— start of Supplied entries —

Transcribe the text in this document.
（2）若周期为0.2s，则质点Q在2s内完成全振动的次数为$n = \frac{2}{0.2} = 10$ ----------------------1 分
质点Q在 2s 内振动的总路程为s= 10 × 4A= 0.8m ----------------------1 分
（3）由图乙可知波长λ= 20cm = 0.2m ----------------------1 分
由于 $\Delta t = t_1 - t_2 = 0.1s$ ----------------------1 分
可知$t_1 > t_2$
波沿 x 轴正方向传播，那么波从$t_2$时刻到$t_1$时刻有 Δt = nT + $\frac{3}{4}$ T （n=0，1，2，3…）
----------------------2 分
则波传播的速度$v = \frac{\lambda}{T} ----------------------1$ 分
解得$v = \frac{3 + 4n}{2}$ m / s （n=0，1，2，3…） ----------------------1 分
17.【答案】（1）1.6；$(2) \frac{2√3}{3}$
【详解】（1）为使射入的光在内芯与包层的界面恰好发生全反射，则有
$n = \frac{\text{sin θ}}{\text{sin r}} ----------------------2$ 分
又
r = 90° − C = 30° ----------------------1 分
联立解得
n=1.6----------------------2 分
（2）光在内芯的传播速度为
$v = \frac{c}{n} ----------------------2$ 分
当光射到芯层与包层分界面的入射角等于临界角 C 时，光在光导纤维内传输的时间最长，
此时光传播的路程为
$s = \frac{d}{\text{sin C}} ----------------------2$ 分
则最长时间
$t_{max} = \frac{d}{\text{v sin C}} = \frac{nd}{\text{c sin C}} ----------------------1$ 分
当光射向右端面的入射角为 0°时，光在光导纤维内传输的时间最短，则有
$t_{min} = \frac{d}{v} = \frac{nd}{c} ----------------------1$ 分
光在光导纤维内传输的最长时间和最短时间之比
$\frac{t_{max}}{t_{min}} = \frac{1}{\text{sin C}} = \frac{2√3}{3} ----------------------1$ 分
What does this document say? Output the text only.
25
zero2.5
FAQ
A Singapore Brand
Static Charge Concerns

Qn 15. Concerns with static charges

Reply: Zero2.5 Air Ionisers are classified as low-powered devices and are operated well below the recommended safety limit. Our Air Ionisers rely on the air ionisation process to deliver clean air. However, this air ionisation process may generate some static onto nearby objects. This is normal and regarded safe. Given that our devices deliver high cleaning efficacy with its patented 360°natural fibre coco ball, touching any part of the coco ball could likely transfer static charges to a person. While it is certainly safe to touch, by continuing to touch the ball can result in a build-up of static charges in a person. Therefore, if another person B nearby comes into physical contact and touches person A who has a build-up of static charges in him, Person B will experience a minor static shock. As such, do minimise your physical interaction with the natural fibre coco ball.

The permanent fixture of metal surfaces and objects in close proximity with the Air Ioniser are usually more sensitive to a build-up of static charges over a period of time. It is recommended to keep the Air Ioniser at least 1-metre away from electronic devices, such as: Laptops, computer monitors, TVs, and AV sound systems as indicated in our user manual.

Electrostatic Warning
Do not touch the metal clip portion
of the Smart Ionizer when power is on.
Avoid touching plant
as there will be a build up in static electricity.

— end of Supplied entries —
— start of Supplied entries —

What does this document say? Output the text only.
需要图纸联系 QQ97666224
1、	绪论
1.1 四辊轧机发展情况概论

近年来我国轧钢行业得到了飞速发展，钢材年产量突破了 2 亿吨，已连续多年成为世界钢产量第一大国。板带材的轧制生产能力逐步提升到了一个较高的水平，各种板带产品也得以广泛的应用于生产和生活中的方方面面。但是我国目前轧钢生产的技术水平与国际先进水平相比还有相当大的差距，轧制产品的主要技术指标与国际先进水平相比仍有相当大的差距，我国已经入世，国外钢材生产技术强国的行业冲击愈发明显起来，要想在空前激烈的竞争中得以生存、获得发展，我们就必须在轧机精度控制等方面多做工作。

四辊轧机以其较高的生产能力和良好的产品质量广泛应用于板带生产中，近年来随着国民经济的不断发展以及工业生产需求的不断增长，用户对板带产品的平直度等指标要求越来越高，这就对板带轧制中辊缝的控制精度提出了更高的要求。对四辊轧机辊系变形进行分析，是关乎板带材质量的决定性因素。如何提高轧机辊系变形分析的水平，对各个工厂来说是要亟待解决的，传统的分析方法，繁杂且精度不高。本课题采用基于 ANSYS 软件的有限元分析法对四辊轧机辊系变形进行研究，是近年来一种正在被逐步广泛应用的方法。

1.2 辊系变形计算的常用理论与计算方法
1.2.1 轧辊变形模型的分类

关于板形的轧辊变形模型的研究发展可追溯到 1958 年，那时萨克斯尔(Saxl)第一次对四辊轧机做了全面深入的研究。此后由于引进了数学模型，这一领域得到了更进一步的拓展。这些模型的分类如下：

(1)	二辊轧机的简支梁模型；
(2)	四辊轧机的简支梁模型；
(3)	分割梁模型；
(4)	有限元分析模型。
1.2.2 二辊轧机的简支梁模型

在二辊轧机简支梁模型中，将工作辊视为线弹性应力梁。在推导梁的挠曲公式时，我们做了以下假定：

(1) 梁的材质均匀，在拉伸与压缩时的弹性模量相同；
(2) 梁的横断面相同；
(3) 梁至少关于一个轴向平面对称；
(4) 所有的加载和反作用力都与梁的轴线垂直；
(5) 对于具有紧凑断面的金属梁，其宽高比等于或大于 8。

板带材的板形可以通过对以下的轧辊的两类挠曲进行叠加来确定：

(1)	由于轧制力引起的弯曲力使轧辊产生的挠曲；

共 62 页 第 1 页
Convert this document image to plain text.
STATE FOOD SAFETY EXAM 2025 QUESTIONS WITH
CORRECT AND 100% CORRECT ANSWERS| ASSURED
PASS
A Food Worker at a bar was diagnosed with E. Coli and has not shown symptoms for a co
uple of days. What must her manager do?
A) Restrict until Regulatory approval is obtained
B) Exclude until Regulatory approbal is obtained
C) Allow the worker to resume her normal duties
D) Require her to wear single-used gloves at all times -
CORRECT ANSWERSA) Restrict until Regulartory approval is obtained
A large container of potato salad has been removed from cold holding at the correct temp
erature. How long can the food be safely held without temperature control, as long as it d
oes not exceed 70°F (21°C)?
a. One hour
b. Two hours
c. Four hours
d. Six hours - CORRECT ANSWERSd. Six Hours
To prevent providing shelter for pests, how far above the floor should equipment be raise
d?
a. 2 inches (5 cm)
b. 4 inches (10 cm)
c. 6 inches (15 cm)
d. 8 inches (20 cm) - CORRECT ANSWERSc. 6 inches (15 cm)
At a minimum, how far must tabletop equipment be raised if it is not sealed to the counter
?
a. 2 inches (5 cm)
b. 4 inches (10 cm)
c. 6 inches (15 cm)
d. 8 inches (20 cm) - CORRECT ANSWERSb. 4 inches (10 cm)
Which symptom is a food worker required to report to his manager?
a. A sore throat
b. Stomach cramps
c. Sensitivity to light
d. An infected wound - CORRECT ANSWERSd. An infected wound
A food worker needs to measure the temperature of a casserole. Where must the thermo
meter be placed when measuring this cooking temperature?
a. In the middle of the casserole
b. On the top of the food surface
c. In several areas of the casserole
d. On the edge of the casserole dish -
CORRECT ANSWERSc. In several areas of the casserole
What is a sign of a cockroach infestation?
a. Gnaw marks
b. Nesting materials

— end of Supplied entries —
— start of Supplied entries —

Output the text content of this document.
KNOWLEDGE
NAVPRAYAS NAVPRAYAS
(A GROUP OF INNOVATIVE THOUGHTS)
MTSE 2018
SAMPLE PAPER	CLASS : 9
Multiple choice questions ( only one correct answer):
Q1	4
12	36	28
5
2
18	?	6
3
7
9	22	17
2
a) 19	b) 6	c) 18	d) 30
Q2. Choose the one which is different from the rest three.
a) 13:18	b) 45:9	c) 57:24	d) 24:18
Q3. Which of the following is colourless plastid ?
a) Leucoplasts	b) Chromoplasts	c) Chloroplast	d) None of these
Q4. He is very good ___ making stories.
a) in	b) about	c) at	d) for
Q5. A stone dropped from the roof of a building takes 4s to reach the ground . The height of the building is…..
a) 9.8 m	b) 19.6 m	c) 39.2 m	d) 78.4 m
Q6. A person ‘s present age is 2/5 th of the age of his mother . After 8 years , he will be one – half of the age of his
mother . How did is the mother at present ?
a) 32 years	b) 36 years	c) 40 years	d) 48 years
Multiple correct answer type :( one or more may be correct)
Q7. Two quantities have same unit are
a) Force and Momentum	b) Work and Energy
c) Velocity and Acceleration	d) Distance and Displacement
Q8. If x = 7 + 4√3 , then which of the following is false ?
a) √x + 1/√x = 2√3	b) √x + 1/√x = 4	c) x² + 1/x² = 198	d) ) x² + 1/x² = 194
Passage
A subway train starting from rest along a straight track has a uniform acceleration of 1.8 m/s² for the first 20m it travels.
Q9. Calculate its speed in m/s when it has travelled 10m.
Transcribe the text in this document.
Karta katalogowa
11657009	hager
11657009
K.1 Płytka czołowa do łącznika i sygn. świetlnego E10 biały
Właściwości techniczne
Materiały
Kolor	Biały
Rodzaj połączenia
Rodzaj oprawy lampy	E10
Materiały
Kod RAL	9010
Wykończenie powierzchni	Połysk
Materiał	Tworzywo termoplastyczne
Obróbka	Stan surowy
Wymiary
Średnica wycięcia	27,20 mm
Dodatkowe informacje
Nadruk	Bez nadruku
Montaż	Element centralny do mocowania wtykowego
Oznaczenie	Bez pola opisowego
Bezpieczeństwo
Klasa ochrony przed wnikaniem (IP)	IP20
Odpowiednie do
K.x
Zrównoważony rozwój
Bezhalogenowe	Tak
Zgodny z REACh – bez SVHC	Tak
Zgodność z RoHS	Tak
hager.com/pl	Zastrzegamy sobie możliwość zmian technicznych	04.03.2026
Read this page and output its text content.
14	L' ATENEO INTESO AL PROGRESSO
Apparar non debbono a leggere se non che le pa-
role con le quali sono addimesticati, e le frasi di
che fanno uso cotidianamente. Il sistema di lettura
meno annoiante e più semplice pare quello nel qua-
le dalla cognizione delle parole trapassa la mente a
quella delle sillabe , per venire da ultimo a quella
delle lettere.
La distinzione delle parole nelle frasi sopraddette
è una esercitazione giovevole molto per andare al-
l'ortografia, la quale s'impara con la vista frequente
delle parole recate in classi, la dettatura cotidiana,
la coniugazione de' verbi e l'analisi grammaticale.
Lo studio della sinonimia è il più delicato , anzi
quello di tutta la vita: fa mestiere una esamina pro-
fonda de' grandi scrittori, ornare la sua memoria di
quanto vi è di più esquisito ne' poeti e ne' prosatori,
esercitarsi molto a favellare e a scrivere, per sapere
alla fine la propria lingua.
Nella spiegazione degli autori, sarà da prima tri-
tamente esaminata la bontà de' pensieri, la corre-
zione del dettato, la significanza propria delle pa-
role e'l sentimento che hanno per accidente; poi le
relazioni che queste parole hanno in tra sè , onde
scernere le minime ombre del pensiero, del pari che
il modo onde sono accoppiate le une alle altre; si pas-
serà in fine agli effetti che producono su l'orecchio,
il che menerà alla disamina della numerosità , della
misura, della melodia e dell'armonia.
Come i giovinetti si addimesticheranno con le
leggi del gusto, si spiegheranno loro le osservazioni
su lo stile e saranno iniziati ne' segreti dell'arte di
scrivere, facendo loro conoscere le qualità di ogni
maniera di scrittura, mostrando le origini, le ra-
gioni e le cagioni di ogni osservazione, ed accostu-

— end of Supplied entries —

- Problem requirements: Look through the data above. Each line containing the word "content" needs to be copied.

- Written response:
Output the text content of this document.
Read this page and output its text content.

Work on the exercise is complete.